● **原文摘录**:

2.6 服务发现 我们继续来研究服务的发现过程,就是客户端需要能够满足两个功能

在启动的时候获取指定服务提供者的地址列表 Eureka server端地址发生变化时,需要动态感知 2.6.1 DiscoveryClient构造时查询 构造方法中,如果当前的客户端默认开启了fetchRegistry,则会从eureka-server中拉取数据。

DiscoveryClient(ApplicationInfoManager applicationInfoManager,
                EurekaClientConfig config, AbstractDiscoveryClientOptionalArgs args,
                Provider<BackupRegistry> backupRegistryProvider,
                EndpointRandomizer endpointRandomizer) {
    if (clientConfig.shouldFetchRegistry() && !fetchRegistry(false)) {
        fetchRegistryFromBackup();
    }
}

2.6.2 fetchRegistry

private boolean fetchRegistry(boolean forceFullRegistryFetch) {
    Stopwatch tracer = FETCH_REGISTRY_TIMER.start();
    try {
        // If the delta is disabled or if it is the first time, get all
        // applications
        Applications applications = getApplications();
        if (clientConfig.shouldDisableDelta()
            ||
            (!Strings.isNullOrEmpty(clientConfig.getRegistryRefreshSingleVipAddress()))
            || forceFullRegistryFetch
            || (applications == null)

● **任务说明**: 请根据摘录，说出服务发现过程中客户端需要满足的两个功能。 下面各行与这段摘录无关。

● **原始数据**:
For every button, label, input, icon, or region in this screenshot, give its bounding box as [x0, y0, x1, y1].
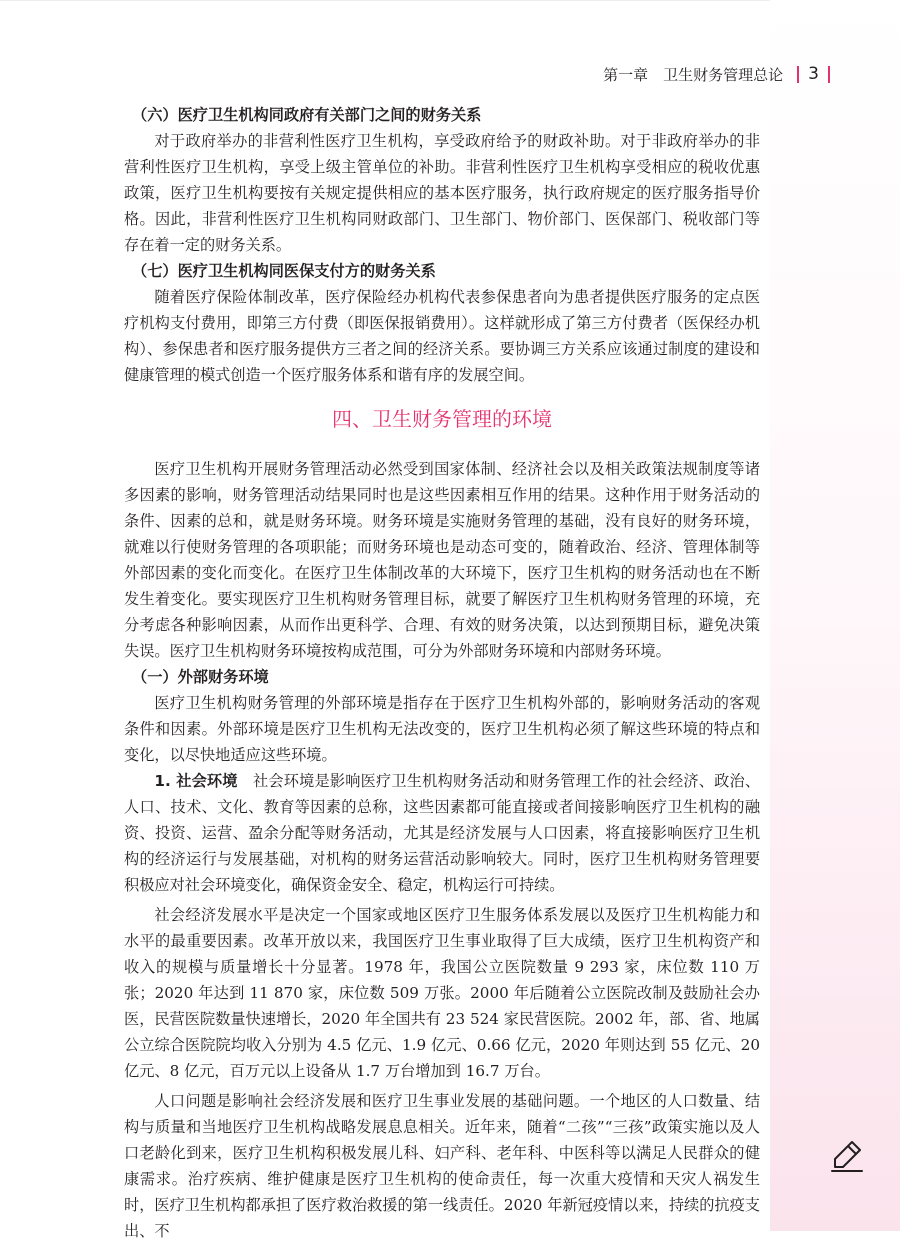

● **练习答案**: 一是在启动时获取指定服务提供者的地址列表，二是在Eureka server端地址发生变化时能够动态感知。